>> START Task input

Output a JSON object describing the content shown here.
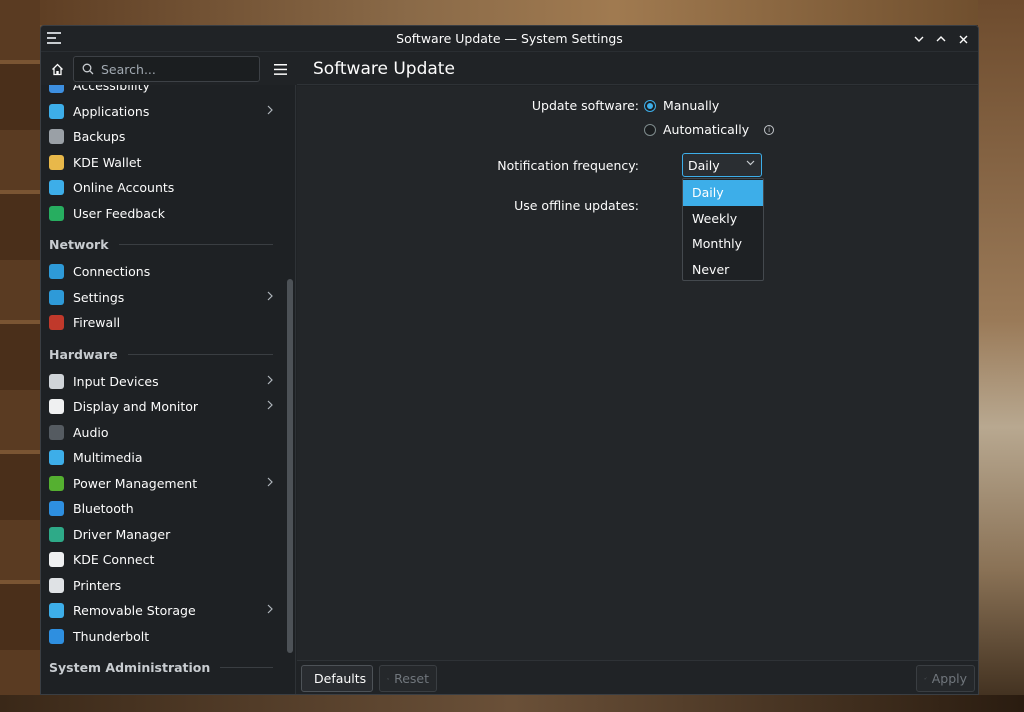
{
  "window": {
    "title": "Software Update — System Settings"
  },
  "search": {
    "placeholder": "Search..."
  },
  "sidebar": {
    "groups": [
      {
        "type": "item",
        "label": "Accessibility",
        "icon": "accessibility-icon",
        "color": "#3d8fe0",
        "chevron": false
      },
      {
        "type": "item",
        "label": "Applications",
        "icon": "applications-icon",
        "color": "#3daee9",
        "chevron": true
      },
      {
        "type": "item",
        "label": "Backups",
        "icon": "backups-icon",
        "color": "#9aa0a6",
        "chevron": false
      },
      {
        "type": "item",
        "label": "KDE Wallet",
        "icon": "wallet-icon",
        "color": "#e8b84a",
        "chevron": false
      },
      {
        "type": "item",
        "label": "Online Accounts",
        "icon": "online-accounts-icon",
        "color": "#3daee9",
        "chevron": false
      },
      {
        "type": "item",
        "label": "User Feedback",
        "icon": "feedback-icon",
        "color": "#27ae60",
        "chevron": false
      },
      {
        "type": "section",
        "label": "Network"
      },
      {
        "type": "item",
        "label": "Connections",
        "icon": "connections-icon",
        "color": "#2e9ad8",
        "chevron": false
      },
      {
        "type": "item",
        "label": "Settings",
        "icon": "network-settings-icon",
        "color": "#2e9ad8",
        "chevron": true
      },
      {
        "type": "item",
        "label": "Firewall",
        "icon": "firewall-icon",
        "color": "#c0392b",
        "chevron": false
      },
      {
        "type": "section",
        "label": "Hardware"
      },
      {
        "type": "item",
        "label": "Input Devices",
        "icon": "mouse-icon",
        "color": "#d0d4d8",
        "chevron": true
      },
      {
        "type": "item",
        "label": "Display and Monitor",
        "icon": "monitor-icon",
        "color": "#eff0f1",
        "chevron": true
      },
      {
        "type": "item",
        "label": "Audio",
        "icon": "audio-icon",
        "color": "#555b61",
        "chevron": false
      },
      {
        "type": "item",
        "label": "Multimedia",
        "icon": "multimedia-icon",
        "color": "#3daee9",
        "chevron": false
      },
      {
        "type": "item",
        "label": "Power Management",
        "icon": "power-icon",
        "color": "#55b030",
        "chevron": true
      },
      {
        "type": "item",
        "label": "Bluetooth",
        "icon": "bluetooth-icon",
        "color": "#2e8fe0",
        "chevron": false
      },
      {
        "type": "item",
        "label": "Driver Manager",
        "icon": "driver-icon",
        "color": "#2eaa88",
        "chevron": false
      },
      {
        "type": "item",
        "label": "KDE Connect",
        "icon": "kde-connect-icon",
        "color": "#eff0f1",
        "chevron": false
      },
      {
        "type": "item",
        "label": "Printers",
        "icon": "printer-icon",
        "color": "#dfe2e5",
        "chevron": false
      },
      {
        "type": "item",
        "label": "Removable Storage",
        "icon": "usb-icon",
        "color": "#3daee9",
        "chevron": true
      },
      {
        "type": "item",
        "label": "Thunderbolt",
        "icon": "thunderbolt-icon",
        "color": "#2e8fe0",
        "chevron": false
      },
      {
        "type": "section",
        "label": "System Administration"
      }
    ]
  },
  "page": {
    "heading": "Software Update",
    "update_software_label": "Update software:",
    "option_manually": "Manually",
    "option_automatically": "Automatically",
    "notification_label": "Notification frequency:",
    "notification_value": "Daily",
    "offline_label": "Use offline updates:",
    "dropdown_options": [
      "Daily",
      "Weekly",
      "Monthly",
      "Never"
    ],
    "selected_option": "Daily"
  },
  "footer": {
    "defaults_label": "Defaults",
    "reset_label": "Reset",
    "apply_label": "Apply"
  },
  "colors": {
    "accent": "#3daee9",
    "background": "#232629",
    "sidebar_background": "#1e2124"
  }
}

>> END Task input

In the copy, include no pictures; restate the listing above exactly.

Output a JSON object describing the content shown here.
{
  "window": {
    "title": "Software Update — System Settings"
  },
  "search": {
    "placeholder": "Search..."
  },
  "sidebar": {
    "groups": [
      {
        "type": "item",
        "label": "Accessibility",
        "icon": "accessibility-icon",
        "color": "#3d8fe0",
        "chevron": false
      },
      {
        "type": "item",
        "label": "Applications",
        "icon": "applications-icon",
        "color": "#3daee9",
        "chevron": true
      },
      {
        "type": "item",
        "label": "Backups",
        "icon": "backups-icon",
        "color": "#9aa0a6",
        "chevron": false
      },
      {
        "type": "item",
        "label": "KDE Wallet",
        "icon": "wallet-icon",
        "color": "#e8b84a",
        "chevron": false
      },
      {
        "type": "item",
        "label": "Online Accounts",
        "icon": "online-accounts-icon",
        "color": "#3daee9",
        "chevron": false
      },
      {
        "type": "item",
        "label": "User Feedback",
        "icon": "feedback-icon",
        "color": "#27ae60",
        "chevron": false
      },
      {
        "type": "section",
        "label": "Network"
      },
      {
        "type": "item",
        "label": "Connections",
        "icon": "connections-icon",
        "color": "#2e9ad8",
        "chevron": false
      },
      {
        "type": "item",
        "label": "Settings",
        "icon": "network-settings-icon",
        "color": "#2e9ad8",
        "chevron": true
      },
      {
        "type": "item",
        "label": "Firewall",
        "icon": "firewall-icon",
        "color": "#c0392b",
        "chevron": false
      },
      {
        "type": "section",
        "label": "Hardware"
      },
      {
        "type": "item",
        "label": "Input Devices",
        "icon": "mouse-icon",
        "color": "#d0d4d8",
        "chevron": true
      },
      {
        "type": "item",
        "label": "Display and Monitor",
        "icon": "monitor-icon",
        "color": "#eff0f1",
        "chevron": true
      },
      {
        "type": "item",
        "label": "Audio",
        "icon": "audio-icon",
        "color": "#555b61",
        "chevron": false
      },
      {
        "type": "item",
        "label": "Multimedia",
        "icon": "multimedia-icon",
        "color": "#3daee9",
        "chevron": false
      },
      {
        "type": "item",
        "label": "Power Management",
        "icon": "power-icon",
        "color": "#55b030",
        "chevron": true
      },
      {
        "type": "item",
        "label": "Bluetooth",
        "icon": "bluetooth-icon",
        "color": "#2e8fe0",
        "chevron": false
      },
      {
        "type": "item",
        "label": "Driver Manager",
        "icon": "driver-icon",
        "color": "#2eaa88",
        "chevron": false
      },
      {
        "type": "item",
        "label": "KDE Connect",
        "icon": "kde-connect-icon",
        "color": "#eff0f1",
        "chevron": false
      },
      {
        "type": "item",
        "label": "Printers",
        "icon": "printer-icon",
        "color": "#dfe2e5",
        "chevron": false
      },
      {
        "type": "item",
        "label": "Removable Storage",
        "icon": "usb-icon",
        "color": "#3daee9",
        "chevron": true
      },
      {
        "type": "item",
        "label": "Thunderbolt",
        "icon": "thunderbolt-icon",
        "color": "#2e8fe0",
        "chevron": false
      },
      {
        "type": "section",
        "label": "System Administration"
      }
    ]
  },
  "page": {
    "heading": "Software Update",
    "update_software_label": "Update software:",
    "option_manually": "Manually",
    "option_automatically": "Automatically",
    "notification_label": "Notification frequency:",
    "notification_value": "Daily",
    "offline_label": "Use offline updates:",
    "dropdown_options": [
      "Daily",
      "Weekly",
      "Monthly",
      "Never"
    ],
    "selected_option": "Daily"
  },
  "footer": {
    "defaults_label": "Defaults",
    "reset_label": "Reset",
    "apply_label": "Apply"
  },
  "colors": {
    "accent": "#3daee9",
    "background": "#232629",
    "sidebar_background": "#1e2124"
  }
}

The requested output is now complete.